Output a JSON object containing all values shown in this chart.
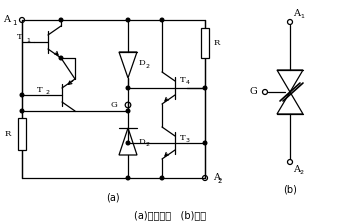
{
  "bg_color": "#ffffff",
  "line_color": "#000000",
  "fig_width": 3.41,
  "fig_height": 2.23,
  "dpi": 100,
  "caption": "(a)等效电路   (b)符号",
  "label_a": "(a)",
  "label_b": "(b)"
}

▬▬▬▬▬▬

> [GIVEN REQUEST]:
All of the lines above should be retyped precisely, apart from the pictures.

> [WORKED SOLUTION]:
Output a JSON object containing all values shown in this chart.
{
  "bg_color": "#ffffff",
  "line_color": "#000000",
  "fig_width": 3.41,
  "fig_height": 2.23,
  "dpi": 100,
  "caption": "(a)等效电路   (b)符号",
  "label_a": "(a)",
  "label_b": "(b)"
}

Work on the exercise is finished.